━━━ Supplied data

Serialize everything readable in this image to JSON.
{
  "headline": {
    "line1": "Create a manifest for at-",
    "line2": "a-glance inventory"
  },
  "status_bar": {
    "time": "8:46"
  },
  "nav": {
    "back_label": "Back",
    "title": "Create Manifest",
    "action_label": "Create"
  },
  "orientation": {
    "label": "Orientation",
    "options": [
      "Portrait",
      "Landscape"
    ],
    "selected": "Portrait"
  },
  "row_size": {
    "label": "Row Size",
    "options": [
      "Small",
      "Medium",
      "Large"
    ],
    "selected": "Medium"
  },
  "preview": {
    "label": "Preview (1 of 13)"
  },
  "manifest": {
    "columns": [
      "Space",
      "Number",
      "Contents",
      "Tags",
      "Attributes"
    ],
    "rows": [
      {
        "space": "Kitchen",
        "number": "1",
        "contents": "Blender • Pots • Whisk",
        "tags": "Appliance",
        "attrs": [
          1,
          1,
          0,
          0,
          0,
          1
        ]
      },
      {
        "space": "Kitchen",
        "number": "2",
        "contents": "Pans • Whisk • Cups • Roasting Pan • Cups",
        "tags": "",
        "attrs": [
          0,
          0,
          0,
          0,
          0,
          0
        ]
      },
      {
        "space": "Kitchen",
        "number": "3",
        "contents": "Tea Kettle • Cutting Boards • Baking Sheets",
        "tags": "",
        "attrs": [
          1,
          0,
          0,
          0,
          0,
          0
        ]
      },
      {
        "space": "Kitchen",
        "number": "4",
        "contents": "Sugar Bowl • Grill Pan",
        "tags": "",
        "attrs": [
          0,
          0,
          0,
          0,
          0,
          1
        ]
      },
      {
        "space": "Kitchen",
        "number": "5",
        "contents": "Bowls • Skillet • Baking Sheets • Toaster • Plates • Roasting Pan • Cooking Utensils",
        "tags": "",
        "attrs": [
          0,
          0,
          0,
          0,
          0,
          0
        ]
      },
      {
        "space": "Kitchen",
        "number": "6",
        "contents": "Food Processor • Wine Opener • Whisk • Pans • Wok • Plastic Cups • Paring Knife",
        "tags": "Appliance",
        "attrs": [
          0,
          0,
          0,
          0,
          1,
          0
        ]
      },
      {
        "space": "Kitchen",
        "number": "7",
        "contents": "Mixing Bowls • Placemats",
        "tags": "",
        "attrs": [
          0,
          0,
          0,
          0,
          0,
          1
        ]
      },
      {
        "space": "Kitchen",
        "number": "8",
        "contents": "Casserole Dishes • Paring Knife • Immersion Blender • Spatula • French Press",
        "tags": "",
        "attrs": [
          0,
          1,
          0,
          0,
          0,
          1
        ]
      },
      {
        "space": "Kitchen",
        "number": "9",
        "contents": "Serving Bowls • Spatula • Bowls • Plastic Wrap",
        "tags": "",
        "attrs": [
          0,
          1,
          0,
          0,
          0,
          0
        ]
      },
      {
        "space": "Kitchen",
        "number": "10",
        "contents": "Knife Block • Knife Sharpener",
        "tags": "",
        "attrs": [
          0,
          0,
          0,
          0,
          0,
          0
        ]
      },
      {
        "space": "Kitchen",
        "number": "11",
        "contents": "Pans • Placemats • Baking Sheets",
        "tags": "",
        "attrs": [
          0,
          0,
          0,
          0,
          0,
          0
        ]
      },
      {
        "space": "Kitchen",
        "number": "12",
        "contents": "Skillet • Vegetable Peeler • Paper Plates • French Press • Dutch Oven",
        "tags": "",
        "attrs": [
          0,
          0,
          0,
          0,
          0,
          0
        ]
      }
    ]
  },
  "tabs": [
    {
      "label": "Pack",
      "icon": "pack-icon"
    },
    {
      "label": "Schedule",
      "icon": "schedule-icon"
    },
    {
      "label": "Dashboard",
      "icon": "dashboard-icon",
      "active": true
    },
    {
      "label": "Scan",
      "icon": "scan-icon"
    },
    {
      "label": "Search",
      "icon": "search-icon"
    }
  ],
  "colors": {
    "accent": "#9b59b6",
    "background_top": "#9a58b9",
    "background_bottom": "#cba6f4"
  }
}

━━━━━━

Prompt
The records above should be restated word for word, please.

Task result
Serialize everything readable in this image to JSON.
{
  "headline": {
    "line1": "Create a manifest for at-",
    "line2": "a-glance inventory"
  },
  "status_bar": {
    "time": "8:46"
  },
  "nav": {
    "back_label": "Back",
    "title": "Create Manifest",
    "action_label": "Create"
  },
  "orientation": {
    "label": "Orientation",
    "options": [
      "Portrait",
      "Landscape"
    ],
    "selected": "Portrait"
  },
  "row_size": {
    "label": "Row Size",
    "options": [
      "Small",
      "Medium",
      "Large"
    ],
    "selected": "Medium"
  },
  "preview": {
    "label": "Preview (1 of 13)"
  },
  "manifest": {
    "columns": [
      "Space",
      "Number",
      "Contents",
      "Tags",
      "Attributes"
    ],
    "rows": [
      {
        "space": "Kitchen",
        "number": "1",
        "contents": "Blender • Pots • Whisk",
        "tags": "Appliance",
        "attrs": [
          1,
          1,
          0,
          0,
          0,
          1
        ]
      },
      {
        "space": "Kitchen",
        "number": "2",
        "contents": "Pans • Whisk • Cups • Roasting Pan • Cups",
        "tags": "",
        "attrs": [
          0,
          0,
          0,
          0,
          0,
          0
        ]
      },
      {
        "space": "Kitchen",
        "number": "3",
        "contents": "Tea Kettle • Cutting Boards • Baking Sheets",
        "tags": "",
        "attrs": [
          1,
          0,
          0,
          0,
          0,
          0
        ]
      },
      {
        "space": "Kitchen",
        "number": "4",
        "contents": "Sugar Bowl • Grill Pan",
        "tags": "",
        "attrs": [
          0,
          0,
          0,
          0,
          0,
          1
        ]
      },
      {
        "space": "Kitchen",
        "number": "5",
        "contents": "Bowls • Skillet • Baking Sheets • Toaster • Plates • Roasting Pan • Cooking Utensils",
        "tags": "",
        "attrs": [
          0,
          0,
          0,
          0,
          0,
          0
        ]
      },
      {
        "space": "Kitchen",
        "number": "6",
        "contents": "Food Processor • Wine Opener • Whisk • Pans • Wok • Plastic Cups • Paring Knife",
        "tags": "Appliance",
        "attrs": [
          0,
          0,
          0,
          0,
          1,
          0
        ]
      },
      {
        "space": "Kitchen",
        "number": "7",
        "contents": "Mixing Bowls • Placemats",
        "tags": "",
        "attrs": [
          0,
          0,
          0,
          0,
          0,
          1
        ]
      },
      {
        "space": "Kitchen",
        "number": "8",
        "contents": "Casserole Dishes • Paring Knife • Immersion Blender • Spatula • French Press",
        "tags": "",
        "attrs": [
          0,
          1,
          0,
          0,
          0,
          1
        ]
      },
      {
        "space": "Kitchen",
        "number": "9",
        "contents": "Serving Bowls • Spatula • Bowls • Plastic Wrap",
        "tags": "",
        "attrs": [
          0,
          1,
          0,
          0,
          0,
          0
        ]
      },
      {
        "space": "Kitchen",
        "number": "10",
        "contents": "Knife Block • Knife Sharpener",
        "tags": "",
        "attrs": [
          0,
          0,
          0,
          0,
          0,
          0
        ]
      },
      {
        "space": "Kitchen",
        "number": "11",
        "contents": "Pans • Placemats • Baking Sheets",
        "tags": "",
        "attrs": [
          0,
          0,
          0,
          0,
          0,
          0
        ]
      },
      {
        "space": "Kitchen",
        "number": "12",
        "contents": "Skillet • Vegetable Peeler • Paper Plates • French Press • Dutch Oven",
        "tags": "",
        "attrs": [
          0,
          0,
          0,
          0,
          0,
          0
        ]
      }
    ]
  },
  "tabs": [
    {
      "label": "Pack",
      "icon": "pack-icon"
    },
    {
      "label": "Schedule",
      "icon": "schedule-icon"
    },
    {
      "label": "Dashboard",
      "icon": "dashboard-icon",
      "active": true
    },
    {
      "label": "Scan",
      "icon": "scan-icon"
    },
    {
      "label": "Search",
      "icon": "search-icon"
    }
  ],
  "colors": {
    "accent": "#9b59b6",
    "background_top": "#9a58b9",
    "background_bottom": "#cba6f4"
  }
}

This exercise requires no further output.